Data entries
<<<<
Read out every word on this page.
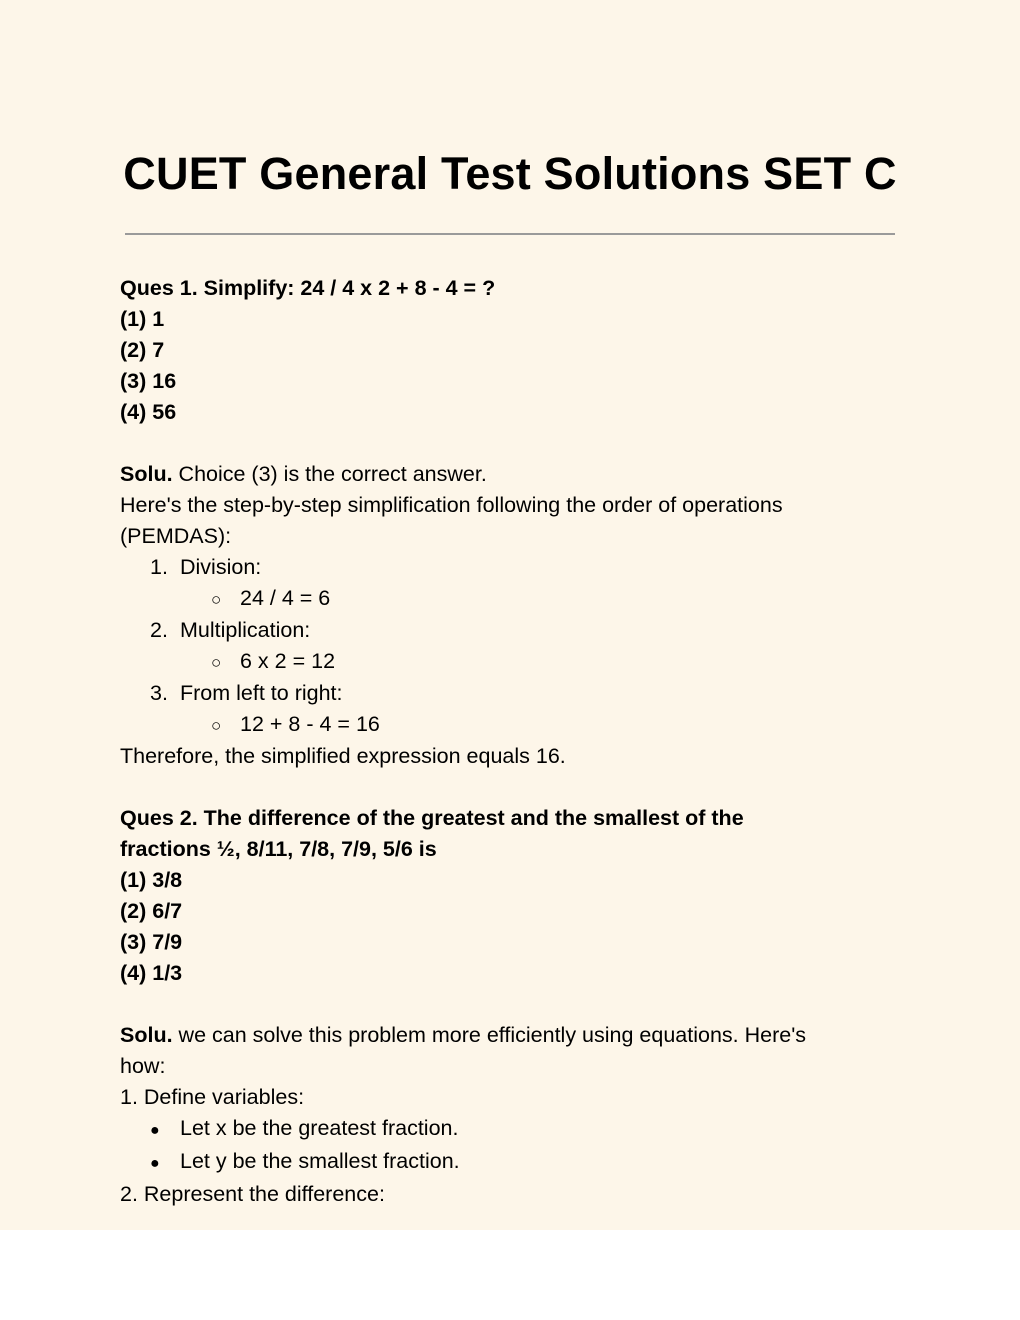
CUET General Test Solutions SET C

Ques 1. Simplify: 24 / 4 x 2 + 8 - 4 = ?

(1) 1

(2) 7

(3) 16

(4) 56

Solu. Choice (3) is the correct answer.

Here's the step-by-step simplification following the order of operations

(PEMDAS):

1. Division:

○ 24 / 4 = 6

2. Multiplication:

○ 6 x 2 = 12

3. From left to right:

○ 12 + 8 - 4 = 16

Therefore, the simplified expression equals 16.

Ques 2. The difference of the greatest and the smallest of the

fractions ½, 8/11, 7/8, 7/9, 5/6 is

(1) 3/8

(2) 6/7

(3) 7/9

(4) 1/3

Solu. we can solve this problem more efficiently using equations. Here's

how:

1. Define variables:

● Let x be the greatest fraction.

● Let y be the smallest fraction.

2. Represent the difference:
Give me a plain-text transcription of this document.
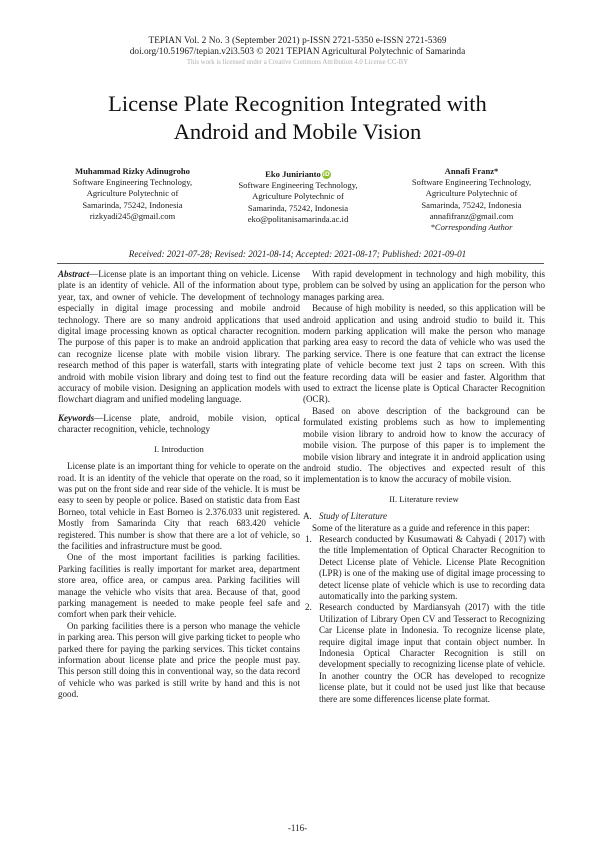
TEPIAN Vol. 2 No. 3 (September 2021) p-ISSN 2721-5350 e-ISSN 2721-5369
doi.org/10.51967/tepian.v2i3.503 © 2021 TEPIAN Agricultural Polytechnic of Samarinda
This work is licensed under a Creative Commons Attribution 4.0 License CC-BY
License Plate Recognition Integrated with
Android and Mobile Vision
Muhammad Rizky Adinugroho
Software Engineering Technology,
Agriculture Polytechnic of
Samarinda, 75242, Indonesia
rizkyadi245@gmail.com
Eko Junirianto iD
Software Engineering Technology,
Agriculture Polytechnic of
Samarinda, 75242, Indonesia
eko@politanisamarinda.ac.id
Annafi Franz*
Software Engineering Technology,
Agriculture Polytechnic of
Samarinda, 75242, Indonesia
annafifranz@gmail.com
*Corresponding Author
Received: 2021-07-28; Revised: 2021-08-14; Accepted: 2021-08-17; Published: 2021-09-01

Abstract—License plate is an important thing on vehicle. License plate is an identity of vehicle. All of the information about type, year, tax, and owner of vehicle. The development of technology especially in digital image processing and mobile android technology. There are so many android applications that used digital image processing known as optical character recognition. The purpose of this paper is to make an android application that can recognize license plate with mobile vision library. The research method of this paper is waterfall, starts with integrating android with mobile vision library and doing test to find out the accuracy of mobile vision. Designing an application models with flowchart diagram and unified modeling language.

Keywords—License plate, android, mobile vision, optical character recognition, vehicle, technology

I. Introduction

License plate is an important thing for vehicle to operate on the road. It is an identity of the vehicle that operate on the road, so it was put on the front side and rear side of the vehicle. It is must be easy to seen by people or police. Based on statistic data from East Borneo, total vehicle in East Borneo is 2.376.033 unit registered. Mostly from Samarinda City that reach 683.420 vehicle registered. This number is show that there are a lot of vehicle, so the facilities and infrastructure must be good.

One of the most important facilities is parking facilities. Parking facilities is really important for market area, department store area, office area, or campus area. Parking facilities will manage the vehicle who visits that area. Because of that, good parking management is needed to make people feel safe and comfort when park their vehicle.

On parking facilities there is a person who manage the vehicle in parking area. This person will give parking ticket to people who parked there for paying the parking services. This ticket contains information about license plate and price the people must pay. This person still doing this in conventional way, so the data record of vehicle who was parked is still write by hand and this is not good.

With rapid development in technology and high mobility, this problem can be solved by using an application for the person who manages parking area.

Because of high mobility is needed, so this application will be android application and using android studio to build it. This modern parking application will make the person who manage parking area easy to record the data of vehicle who was used the parking service. There is one feature that can extract the license plate of vehicle become text just 2 taps on screen. With this feature recording data will be easier and faster. Algorithm that used to extract the license plate is Optical Character Recognition (OCR).

Based on above description of the background can be formulated existing problems such as how to implementing mobile vision library to android how to know the accuracy of mobile vision. The purpose of this paper is to implement the mobile vision library and integrate it in android application using android studio. The objectives and expected result of this implementation is to know the accuracy of mobile vision.

II. Literature review
A. Study of Literature

Some of the literature as a guide and reference in this paper:

1. Research conducted by Kusumawati & Cahyadi ( 2017) with the title Implementation of Optical Character Recognition to Detect License plate of Vehicle. License Plate Recognition (LPR) is one of the making use of digital image processing to detect license plate of vehicle which is use to recording data automatically into the parking system.
2. Research conducted by Mardiansyah (2017) with the title Utilization of Library Open CV and Tesseract to Recognizing Car License plate in Indonesia. To recognize license plate, require digital image input that contain object number. In Indonesia Optical Character Recognition is still on development specially to recognizing license plate of vehicle. In another country the OCR has developed to recognize license plate, but it could not be used just like that because there are some differences license plate format.
-116-
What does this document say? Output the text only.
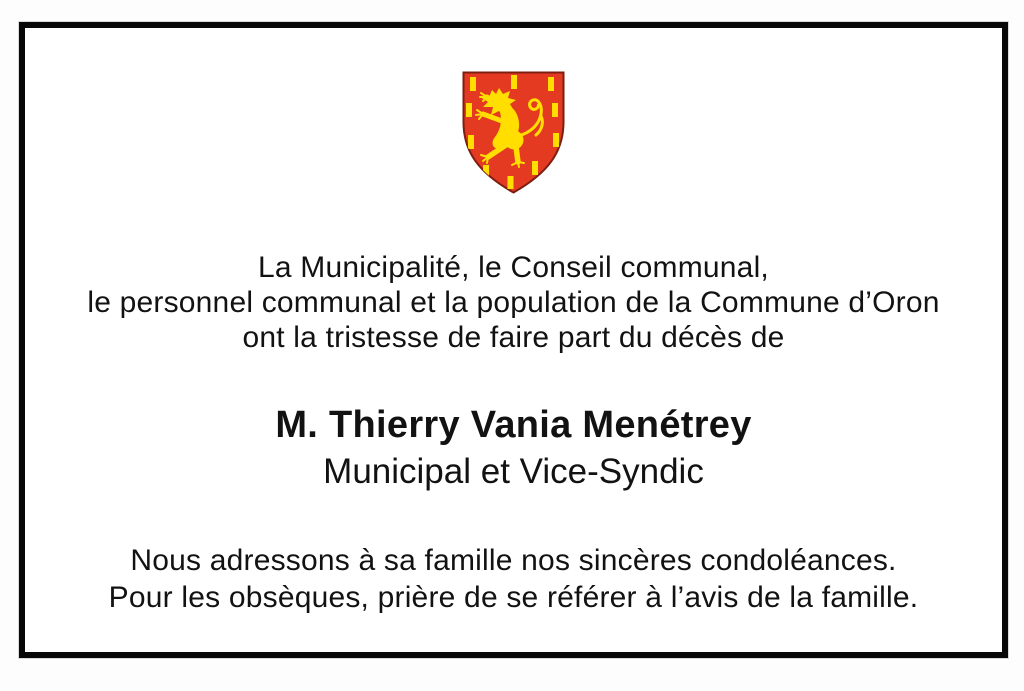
La Municipalité, le Conseil communal,
le personnel communal et la population de la Commune d’Oron
ont la tristesse de faire part du décès de
M. Thierry Vania Menétrey
Municipal et Vice-Syndic
Nous adressons à sa famille nos sincères condoléances.
Pour les obsèques, prière de se référer à l’avis de la famille.
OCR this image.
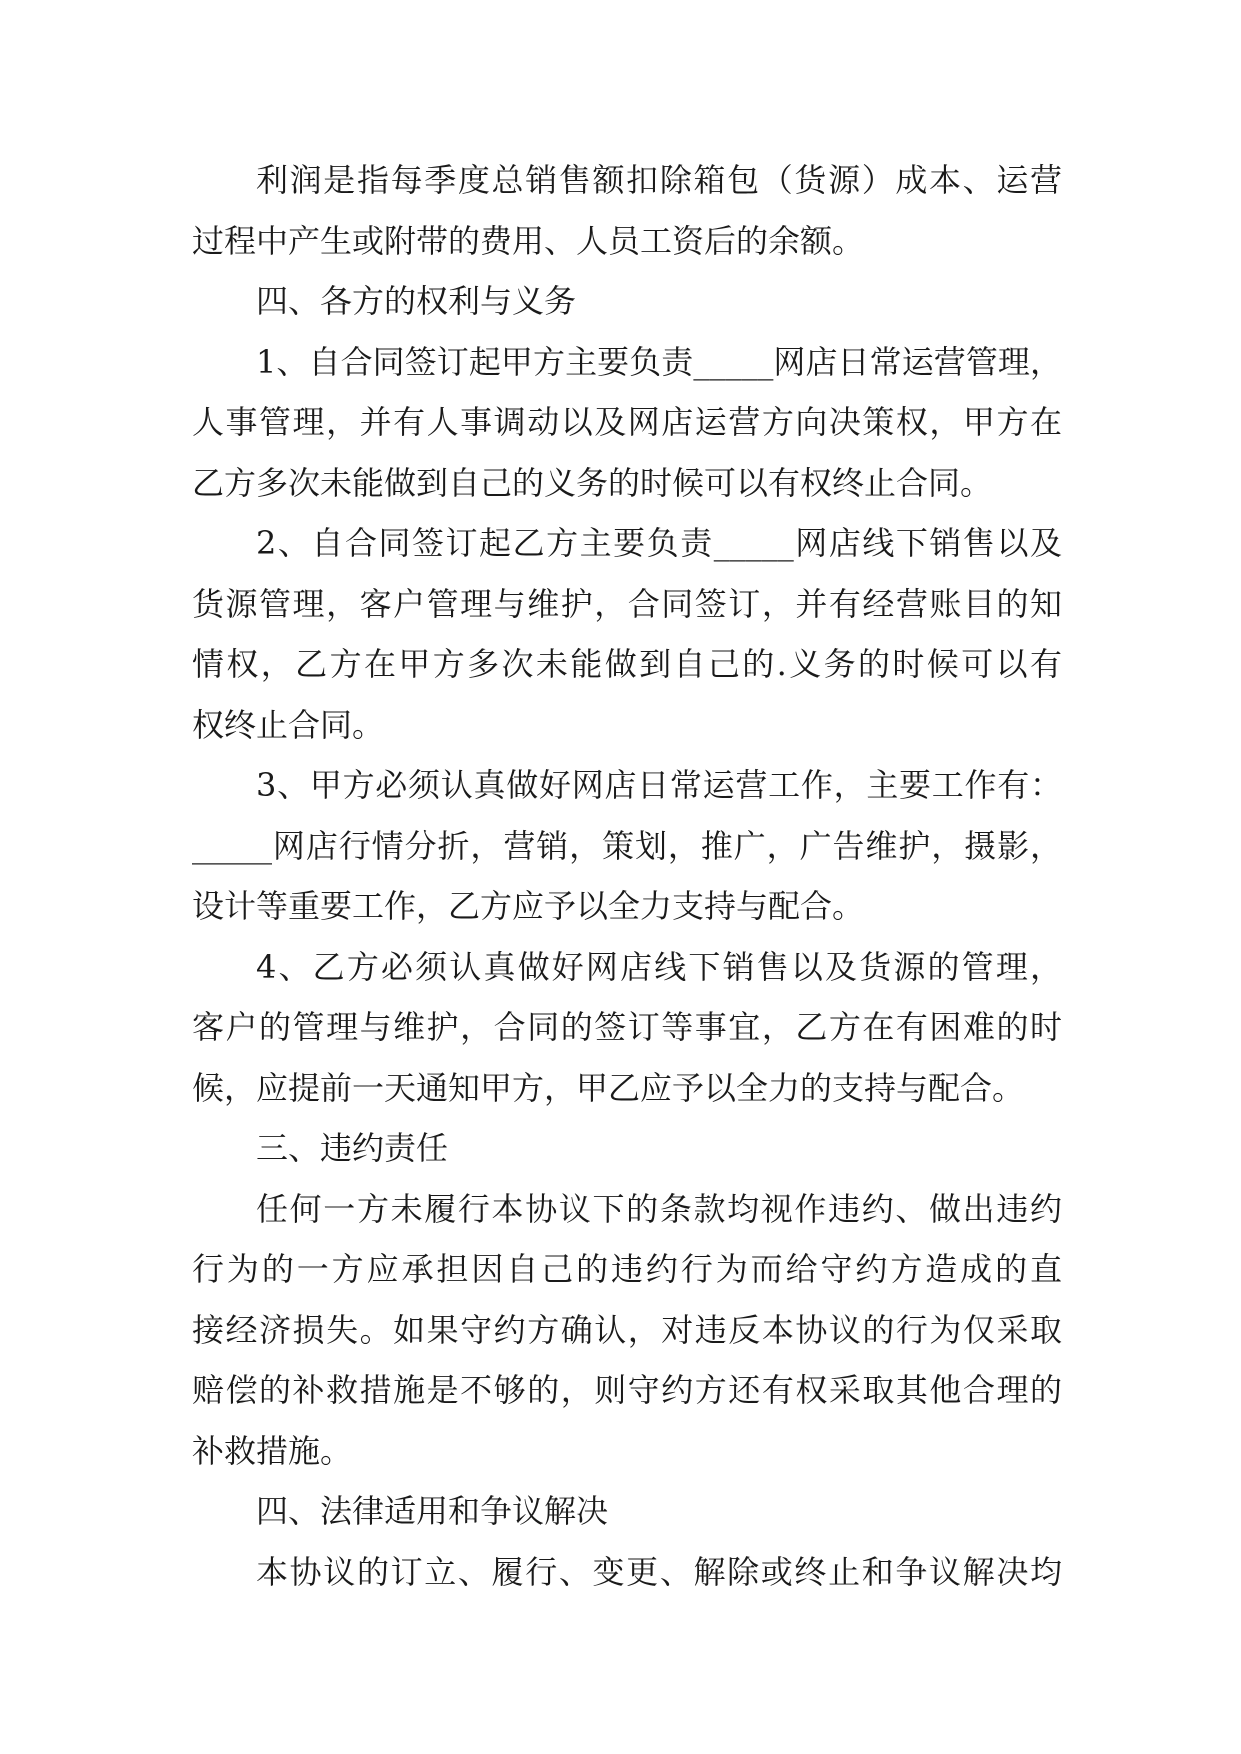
利润是指每季度总销售额扣除箱包（货源）成本、运营
过程中产生或附带的费用、人员工资后的余额。
四、各方的权利与义务
1、自合同签订起甲方主要负责_____网店日常运营管理，
人事管理，并有人事调动以及网店运营方向决策权，甲方在
乙方多次未能做到自己的义务的时候可以有权终止合同。
2、自合同签订起乙方主要负责_____网店线下销售以及
货源管理，客户管理与维护，合同签订，并有经营账目的知
情权，乙方在甲方多次未能做到自己的.义务的时候可以有
权终止合同。
3、甲方必须认真做好网店日常运营工作，主要工作有：
_____网店行情分折，营销，策划，推广，广告维护，摄影，
设计等重要工作，乙方应予以全力支持与配合。
4、乙方必须认真做好网店线下销售以及货源的管理，
客户的管理与维护，合同的签订等事宜，乙方在有困难的时
候，应提前一天通知甲方，甲乙应予以全力的支持与配合。
三、违约责任
任何一方未履行本协议下的条款均视作违约、做出违约
行为的一方应承担因自己的违约行为而给守约方造成的直
接经济损失。如果守约方确认，对违反本协议的行为仅采取
赔偿的补救措施是不够的，则守约方还有权采取其他合理的
补救措施。
四、法律适用和争议解决
本协议的订立、履行、变更、解除或终止和争议解决均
>>>>
What to work on:
Reproduce the whole listing above word for word, but not its pictures.

Completed task:
Read out every word on this page.
CUET General Test Solutions SET C

Ques 1. Simplify: 24 / 4 x 2 + 8 - 4 = ?

(1) 1

(2) 7

(3) 16

(4) 56

Solu. Choice (3) is the correct answer.

Here's the step-by-step simplification following the order of operations

(PEMDAS):

1. Division:

○ 24 / 4 = 6

2. Multiplication:

○ 6 x 2 = 12

3. From left to right:

○ 12 + 8 - 4 = 16

Therefore, the simplified expression equals 16.

Ques 2. The difference of the greatest and the smallest of the

fractions ½, 8/11, 7/8, 7/9, 5/6 is

(1) 3/8

(2) 6/7

(3) 7/9

(4) 1/3

Solu. we can solve this problem more efficiently using equations. Here's

how:

1. Define variables:

● Let x be the greatest fraction.

● Let y be the smallest fraction.

2. Represent the difference:
Give me a plain-text transcription of this document.
TEPIAN Vol. 2 No. 3 (September 2021) p-ISSN 2721-5350 e-ISSN 2721-5369
doi.org/10.51967/tepian.v2i3.503 © 2021 TEPIAN Agricultural Polytechnic of Samarinda
This work is licensed under a Creative Commons Attribution 4.0 License CC-BY
License Plate Recognition Integrated with
Android and Mobile Vision
Muhammad Rizky Adinugroho
Software Engineering Technology,
Agriculture Polytechnic of
Samarinda, 75242, Indonesia
rizkyadi245@gmail.com
Eko Junirianto iD
Software Engineering Technology,
Agriculture Polytechnic of
Samarinda, 75242, Indonesia
eko@politanisamarinda.ac.id
Annafi Franz*
Software Engineering Technology,
Agriculture Polytechnic of
Samarinda, 75242, Indonesia
annafifranz@gmail.com
*Corresponding Author
Received: 2021-07-28; Revised: 2021-08-14; Accepted: 2021-08-17; Published: 2021-09-01

Abstract—License plate is an important thing on vehicle. License plate is an identity of vehicle. All of the information about type, year, tax, and owner of vehicle. The development of technology especially in digital image processing and mobile android technology. There are so many android applications that used digital image processing known as optical character recognition. The purpose of this paper is to make an android application that can recognize license plate with mobile vision library. The research method of this paper is waterfall, starts with integrating android with mobile vision library and doing test to find out the accuracy of mobile vision. Designing an application models with flowchart diagram and unified modeling language.

Keywords—License plate, android, mobile vision, optical character recognition, vehicle, technology

I. Introduction

License plate is an important thing for vehicle to operate on the road. It is an identity of the vehicle that operate on the road, so it was put on the front side and rear side of the vehicle. It is must be easy to seen by people or police. Based on statistic data from East Borneo, total vehicle in East Borneo is 2.376.033 unit registered. Mostly from Samarinda City that reach 683.420 vehicle registered. This number is show that there are a lot of vehicle, so the facilities and infrastructure must be good.

One of the most important facilities is parking facilities. Parking facilities is really important for market area, department store area, office area, or campus area. Parking facilities will manage the vehicle who visits that area. Because of that, good parking management is needed to make people feel safe and comfort when park their vehicle.

On parking facilities there is a person who manage the vehicle in parking area. This person will give parking ticket to people who parked there for paying the parking services. This ticket contains information about license plate and price the people must pay. This person still doing this in conventional way, so the data record of vehicle who was parked is still write by hand and this is not good.

With rapid development in technology and high mobility, this problem can be solved by using an application for the person who manages parking area.

Because of high mobility is needed, so this application will be android application and using android studio to build it. This modern parking application will make the person who manage parking area easy to record the data of vehicle who was used the parking service. There is one feature that can extract the license plate of vehicle become text just 2 taps on screen. With this feature recording data will be easier and faster. Algorithm that used to extract the license plate is Optical Character Recognition (OCR).

Based on above description of the background can be formulated existing problems such as how to implementing mobile vision library to android how to know the accuracy of mobile vision. The purpose of this paper is to implement the mobile vision library and integrate it in android application using android studio. The objectives and expected result of this implementation is to know the accuracy of mobile vision.

II. Literature review
A. Study of Literature

Some of the literature as a guide and reference in this paper:

1. Research conducted by Kusumawati & Cahyadi ( 2017) with the title Implementation of Optical Character Recognition to Detect License plate of Vehicle. License Plate Recognition (LPR) is one of the making use of digital image processing to detect license plate of vehicle which is use to recording data automatically into the parking system.
2. Research conducted by Mardiansyah (2017) with the title Utilization of Library Open CV and Tesseract to Recognizing Car License plate in Indonesia. To recognize license plate, require digital image input that contain object number. In Indonesia Optical Character Recognition is still on development specially to recognizing license plate of vehicle. In another country the OCR has developed to recognize license plate, but it could not be used just like that because there are some differences license plate format.
-116-
What does this document say? Output the text only.
La Municipalité, le Conseil communal,
le personnel communal et la population de la Commune d’Oron
ont la tristesse de faire part du décès de
M. Thierry Vania Menétrey
Municipal et Vice-Syndic
Nous adressons à sa famille nos sincères condoléances.
Pour les obsèques, prière de se référer à l’avis de la famille.
OCR this image.
利润是指每季度总销售额扣除箱包（货源）成本、运营
过程中产生或附带的费用、人员工资后的余额。
四、各方的权利与义务
1、自合同签订起甲方主要负责_____网店日常运营管理，
人事管理，并有人事调动以及网店运营方向决策权，甲方在
乙方多次未能做到自己的义务的时候可以有权终止合同。
2、自合同签订起乙方主要负责_____网店线下销售以及
货源管理，客户管理与维护，合同签订，并有经营账目的知
情权，乙方在甲方多次未能做到自己的.义务的时候可以有
权终止合同。
3、甲方必须认真做好网店日常运营工作，主要工作有：
_____网店行情分折，营销，策划，推广，广告维护，摄影，
设计等重要工作，乙方应予以全力支持与配合。
4、乙方必须认真做好网店线下销售以及货源的管理，
客户的管理与维护，合同的签订等事宜，乙方在有困难的时
候，应提前一天通知甲方，甲乙应予以全力的支持与配合。
三、违约责任
任何一方未履行本协议下的条款均视作违约、做出违约
行为的一方应承担因自己的违约行为而给守约方造成的直
接经济损失。如果守约方确认，对违反本协议的行为仅采取
赔偿的补救措施是不够的，则守约方还有权采取其他合理的
补救措施。
四、法律适用和争议解决
本协议的订立、履行、变更、解除或终止和争议解决均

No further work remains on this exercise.